#### MATERIAL SUPPLIED
########

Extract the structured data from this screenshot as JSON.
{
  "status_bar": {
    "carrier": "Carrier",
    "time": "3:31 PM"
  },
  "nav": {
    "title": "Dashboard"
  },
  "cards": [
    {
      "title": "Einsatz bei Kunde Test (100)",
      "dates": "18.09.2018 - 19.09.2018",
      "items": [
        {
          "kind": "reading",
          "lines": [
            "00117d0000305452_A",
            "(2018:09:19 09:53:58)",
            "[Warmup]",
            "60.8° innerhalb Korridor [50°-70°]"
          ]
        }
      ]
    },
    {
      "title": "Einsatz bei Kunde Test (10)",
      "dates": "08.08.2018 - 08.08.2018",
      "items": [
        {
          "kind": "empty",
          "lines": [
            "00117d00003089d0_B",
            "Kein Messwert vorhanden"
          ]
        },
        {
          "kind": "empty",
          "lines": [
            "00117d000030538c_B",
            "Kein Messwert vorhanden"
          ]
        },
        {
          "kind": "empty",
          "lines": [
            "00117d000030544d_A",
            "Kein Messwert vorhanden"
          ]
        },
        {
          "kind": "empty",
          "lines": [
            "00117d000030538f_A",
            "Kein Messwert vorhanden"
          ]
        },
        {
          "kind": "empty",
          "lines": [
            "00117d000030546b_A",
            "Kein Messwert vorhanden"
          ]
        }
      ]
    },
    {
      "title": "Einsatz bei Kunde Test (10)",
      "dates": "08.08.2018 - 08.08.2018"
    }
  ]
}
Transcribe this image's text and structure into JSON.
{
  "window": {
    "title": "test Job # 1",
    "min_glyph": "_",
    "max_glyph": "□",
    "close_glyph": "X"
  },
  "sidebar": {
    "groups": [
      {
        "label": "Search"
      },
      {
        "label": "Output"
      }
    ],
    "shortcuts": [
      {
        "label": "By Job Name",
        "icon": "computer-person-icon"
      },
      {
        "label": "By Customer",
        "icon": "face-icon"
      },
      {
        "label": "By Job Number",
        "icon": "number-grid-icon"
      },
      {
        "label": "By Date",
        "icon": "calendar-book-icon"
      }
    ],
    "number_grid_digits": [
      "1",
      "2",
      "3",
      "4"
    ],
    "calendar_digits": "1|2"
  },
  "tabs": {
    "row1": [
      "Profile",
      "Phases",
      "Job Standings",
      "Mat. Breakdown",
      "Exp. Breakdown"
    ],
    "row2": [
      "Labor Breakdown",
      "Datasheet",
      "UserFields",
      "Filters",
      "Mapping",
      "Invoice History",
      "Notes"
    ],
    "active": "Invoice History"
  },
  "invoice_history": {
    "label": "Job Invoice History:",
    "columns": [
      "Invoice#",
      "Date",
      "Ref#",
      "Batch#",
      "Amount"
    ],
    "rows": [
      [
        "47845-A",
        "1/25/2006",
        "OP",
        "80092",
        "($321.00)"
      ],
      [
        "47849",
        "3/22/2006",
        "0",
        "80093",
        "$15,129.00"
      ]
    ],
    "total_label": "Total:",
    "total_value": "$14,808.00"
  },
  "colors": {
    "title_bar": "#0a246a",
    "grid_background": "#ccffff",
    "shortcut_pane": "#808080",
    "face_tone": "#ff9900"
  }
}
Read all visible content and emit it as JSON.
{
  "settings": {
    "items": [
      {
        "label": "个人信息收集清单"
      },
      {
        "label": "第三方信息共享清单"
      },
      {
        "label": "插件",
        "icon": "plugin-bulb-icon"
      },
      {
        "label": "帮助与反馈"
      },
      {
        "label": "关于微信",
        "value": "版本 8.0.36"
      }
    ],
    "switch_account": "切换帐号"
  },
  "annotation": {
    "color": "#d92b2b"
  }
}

########

Would you give the material above again, complete and exact?

Extract the structured data from this screenshot as JSON.
{
  "status_bar": {
    "carrier": "Carrier",
    "time": "3:31 PM"
  },
  "nav": {
    "title": "Dashboard"
  },
  "cards": [
    {
      "title": "Einsatz bei Kunde Test (100)",
      "dates": "18.09.2018 - 19.09.2018",
      "items": [
        {
          "kind": "reading",
          "lines": [
            "00117d0000305452_A",
            "(2018:09:19 09:53:58)",
            "[Warmup]",
            "60.8° innerhalb Korridor [50°-70°]"
          ]
        }
      ]
    },
    {
      "title": "Einsatz bei Kunde Test (10)",
      "dates": "08.08.2018 - 08.08.2018",
      "items": [
        {
          "kind": "empty",
          "lines": [
            "00117d00003089d0_B",
            "Kein Messwert vorhanden"
          ]
        },
        {
          "kind": "empty",
          "lines": [
            "00117d000030538c_B",
            "Kein Messwert vorhanden"
          ]
        },
        {
          "kind": "empty",
          "lines": [
            "00117d000030544d_A",
            "Kein Messwert vorhanden"
          ]
        },
        {
          "kind": "empty",
          "lines": [
            "00117d000030538f_A",
            "Kein Messwert vorhanden"
          ]
        },
        {
          "kind": "empty",
          "lines": [
            "00117d000030546b_A",
            "Kein Messwert vorhanden"
          ]
        }
      ]
    },
    {
      "title": "Einsatz bei Kunde Test (10)",
      "dates": "08.08.2018 - 08.08.2018"
    }
  ]
}
Transcribe this image's text and structure into JSON.
{
  "window": {
    "title": "test Job # 1",
    "min_glyph": "_",
    "max_glyph": "□",
    "close_glyph": "X"
  },
  "sidebar": {
    "groups": [
      {
        "label": "Search"
      },
      {
        "label": "Output"
      }
    ],
    "shortcuts": [
      {
        "label": "By Job Name",
        "icon": "computer-person-icon"
      },
      {
        "label": "By Customer",
        "icon": "face-icon"
      },
      {
        "label": "By Job Number",
        "icon": "number-grid-icon"
      },
      {
        "label": "By Date",
        "icon": "calendar-book-icon"
      }
    ],
    "number_grid_digits": [
      "1",
      "2",
      "3",
      "4"
    ],
    "calendar_digits": "1|2"
  },
  "tabs": {
    "row1": [
      "Profile",
      "Phases",
      "Job Standings",
      "Mat. Breakdown",
      "Exp. Breakdown"
    ],
    "row2": [
      "Labor Breakdown",
      "Datasheet",
      "UserFields",
      "Filters",
      "Mapping",
      "Invoice History",
      "Notes"
    ],
    "active": "Invoice History"
  },
  "invoice_history": {
    "label": "Job Invoice History:",
    "columns": [
      "Invoice#",
      "Date",
      "Ref#",
      "Batch#",
      "Amount"
    ],
    "rows": [
      [
        "47845-A",
        "1/25/2006",
        "OP",
        "80092",
        "($321.00)"
      ],
      [
        "47849",
        "3/22/2006",
        "0",
        "80093",
        "$15,129.00"
      ]
    ],
    "total_label": "Total:",
    "total_value": "$14,808.00"
  },
  "colors": {
    "title_bar": "#0a246a",
    "grid_background": "#ccffff",
    "shortcut_pane": "#808080",
    "face_tone": "#ff9900"
  }
}
Read all visible content and emit it as JSON.
{
  "settings": {
    "items": [
      {
        "label": "个人信息收集清单"
      },
      {
        "label": "第三方信息共享清单"
      },
      {
        "label": "插件",
        "icon": "plugin-bulb-icon"
      },
      {
        "label": "帮助与反馈"
      },
      {
        "label": "关于微信",
        "value": "版本 8.0.36"
      }
    ],
    "switch_account": "切换帐号"
  },
  "annotation": {
    "color": "#d92b2b"
  }
}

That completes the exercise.